> [Objective]:
Quote the full listing word for word.
** START OF Data in this exercise **
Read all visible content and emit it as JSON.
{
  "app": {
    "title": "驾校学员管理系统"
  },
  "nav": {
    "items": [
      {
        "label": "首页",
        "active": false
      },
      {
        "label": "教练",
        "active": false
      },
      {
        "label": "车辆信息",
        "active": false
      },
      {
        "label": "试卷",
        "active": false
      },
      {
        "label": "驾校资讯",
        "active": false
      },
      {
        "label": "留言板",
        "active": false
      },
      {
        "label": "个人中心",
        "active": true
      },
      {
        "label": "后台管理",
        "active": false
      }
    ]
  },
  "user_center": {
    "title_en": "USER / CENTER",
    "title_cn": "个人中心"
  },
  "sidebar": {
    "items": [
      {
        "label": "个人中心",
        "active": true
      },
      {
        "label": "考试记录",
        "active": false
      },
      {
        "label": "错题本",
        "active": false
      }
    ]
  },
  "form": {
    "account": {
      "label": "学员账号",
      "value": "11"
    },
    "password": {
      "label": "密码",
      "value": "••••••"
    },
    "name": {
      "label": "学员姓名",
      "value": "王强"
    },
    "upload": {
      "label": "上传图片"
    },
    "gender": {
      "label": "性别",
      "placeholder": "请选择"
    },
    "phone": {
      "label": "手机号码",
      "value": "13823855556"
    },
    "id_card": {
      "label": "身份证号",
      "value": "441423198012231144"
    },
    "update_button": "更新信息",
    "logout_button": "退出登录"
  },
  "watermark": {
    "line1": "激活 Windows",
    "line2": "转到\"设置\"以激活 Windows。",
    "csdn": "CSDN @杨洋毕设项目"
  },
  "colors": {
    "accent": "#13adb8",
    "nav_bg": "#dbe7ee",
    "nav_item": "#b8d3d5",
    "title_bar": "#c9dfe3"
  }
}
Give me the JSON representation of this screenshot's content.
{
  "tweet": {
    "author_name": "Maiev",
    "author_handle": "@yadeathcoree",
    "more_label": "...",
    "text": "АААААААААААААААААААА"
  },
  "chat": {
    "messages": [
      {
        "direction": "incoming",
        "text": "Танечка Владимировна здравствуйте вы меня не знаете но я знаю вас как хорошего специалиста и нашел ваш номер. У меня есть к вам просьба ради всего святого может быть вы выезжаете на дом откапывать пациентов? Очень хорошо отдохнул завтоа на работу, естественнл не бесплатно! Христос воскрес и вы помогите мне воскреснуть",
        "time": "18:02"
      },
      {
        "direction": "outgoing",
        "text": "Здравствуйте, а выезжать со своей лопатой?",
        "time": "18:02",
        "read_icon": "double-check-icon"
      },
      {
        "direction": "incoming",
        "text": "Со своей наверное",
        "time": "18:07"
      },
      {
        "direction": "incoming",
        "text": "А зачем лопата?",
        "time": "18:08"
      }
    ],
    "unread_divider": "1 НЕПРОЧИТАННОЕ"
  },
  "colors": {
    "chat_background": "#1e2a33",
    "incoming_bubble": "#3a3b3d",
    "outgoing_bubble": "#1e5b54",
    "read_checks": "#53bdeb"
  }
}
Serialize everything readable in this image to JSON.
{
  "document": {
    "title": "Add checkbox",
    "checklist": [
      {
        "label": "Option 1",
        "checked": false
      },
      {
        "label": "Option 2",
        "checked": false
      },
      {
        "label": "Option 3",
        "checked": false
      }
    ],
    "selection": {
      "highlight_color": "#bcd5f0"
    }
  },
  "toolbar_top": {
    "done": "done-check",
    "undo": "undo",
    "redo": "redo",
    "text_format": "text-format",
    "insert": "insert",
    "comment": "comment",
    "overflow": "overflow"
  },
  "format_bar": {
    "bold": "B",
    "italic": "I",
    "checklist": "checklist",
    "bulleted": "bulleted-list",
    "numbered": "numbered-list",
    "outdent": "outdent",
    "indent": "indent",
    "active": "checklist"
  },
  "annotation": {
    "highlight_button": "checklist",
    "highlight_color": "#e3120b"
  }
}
** END OF Data in this exercise **
> [Answer to the exercise]:
Read all visible content and emit it as JSON.
{
  "app": {
    "title": "驾校学员管理系统"
  },
  "nav": {
    "items": [
      {
        "label": "首页",
        "active": false
      },
      {
        "label": "教练",
        "active": false
      },
      {
        "label": "车辆信息",
        "active": false
      },
      {
        "label": "试卷",
        "active": false
      },
      {
        "label": "驾校资讯",
        "active": false
      },
      {
        "label": "留言板",
        "active": false
      },
      {
        "label": "个人中心",
        "active": true
      },
      {
        "label": "后台管理",
        "active": false
      }
    ]
  },
  "user_center": {
    "title_en": "USER / CENTER",
    "title_cn": "个人中心"
  },
  "sidebar": {
    "items": [
      {
        "label": "个人中心",
        "active": true
      },
      {
        "label": "考试记录",
        "active": false
      },
      {
        "label": "错题本",
        "active": false
      }
    ]
  },
  "form": {
    "account": {
      "label": "学员账号",
      "value": "11"
    },
    "password": {
      "label": "密码",
      "value": "••••••"
    },
    "name": {
      "label": "学员姓名",
      "value": "王强"
    },
    "upload": {
      "label": "上传图片"
    },
    "gender": {
      "label": "性别",
      "placeholder": "请选择"
    },
    "phone": {
      "label": "手机号码",
      "value": "13823855556"
    },
    "id_card": {
      "label": "身份证号",
      "value": "441423198012231144"
    },
    "update_button": "更新信息",
    "logout_button": "退出登录"
  },
  "watermark": {
    "line1": "激活 Windows",
    "line2": "转到\"设置\"以激活 Windows。",
    "csdn": "CSDN @杨洋毕设项目"
  },
  "colors": {
    "accent": "#13adb8",
    "nav_bg": "#dbe7ee",
    "nav_item": "#b8d3d5",
    "title_bar": "#c9dfe3"
  }
}
Give me the JSON representation of this screenshot's content.
{
  "tweet": {
    "author_name": "Maiev",
    "author_handle": "@yadeathcoree",
    "more_label": "...",
    "text": "АААААААААААААААААААА"
  },
  "chat": {
    "messages": [
      {
        "direction": "incoming",
        "text": "Танечка Владимировна здравствуйте вы меня не знаете но я знаю вас как хорошего специалиста и нашел ваш номер. У меня есть к вам просьба ради всего святого может быть вы выезжаете на дом откапывать пациентов? Очень хорошо отдохнул завтоа на работу, естественнл не бесплатно! Христос воскрес и вы помогите мне воскреснуть",
        "time": "18:02"
      },
      {
        "direction": "outgoing",
        "text": "Здравствуйте, а выезжать со своей лопатой?",
        "time": "18:02",
        "read_icon": "double-check-icon"
      },
      {
        "direction": "incoming",
        "text": "Со своей наверное",
        "time": "18:07"
      },
      {
        "direction": "incoming",
        "text": "А зачем лопата?",
        "time": "18:08"
      }
    ],
    "unread_divider": "1 НЕПРОЧИТАННОЕ"
  },
  "colors": {
    "chat_background": "#1e2a33",
    "incoming_bubble": "#3a3b3d",
    "outgoing_bubble": "#1e5b54",
    "read_checks": "#53bdeb"
  }
}
Serialize everything readable in this image to JSON.
{
  "document": {
    "title": "Add checkbox",
    "checklist": [
      {
        "label": "Option 1",
        "checked": false
      },
      {
        "label": "Option 2",
        "checked": false
      },
      {
        "label": "Option 3",
        "checked": false
      }
    ],
    "selection": {
      "highlight_color": "#bcd5f0"
    }
  },
  "toolbar_top": {
    "done": "done-check",
    "undo": "undo",
    "redo": "redo",
    "text_format": "text-format",
    "insert": "insert",
    "comment": "comment",
    "overflow": "overflow"
  },
  "format_bar": {
    "bold": "B",
    "italic": "I",
    "checklist": "checklist",
    "bulleted": "bulleted-list",
    "numbered": "numbered-list",
    "outdent": "outdent",
    "indent": "indent",
    "active": "checklist"
  },
  "annotation": {
    "highlight_button": "checklist",
    "highlight_color": "#e3120b"
  }
}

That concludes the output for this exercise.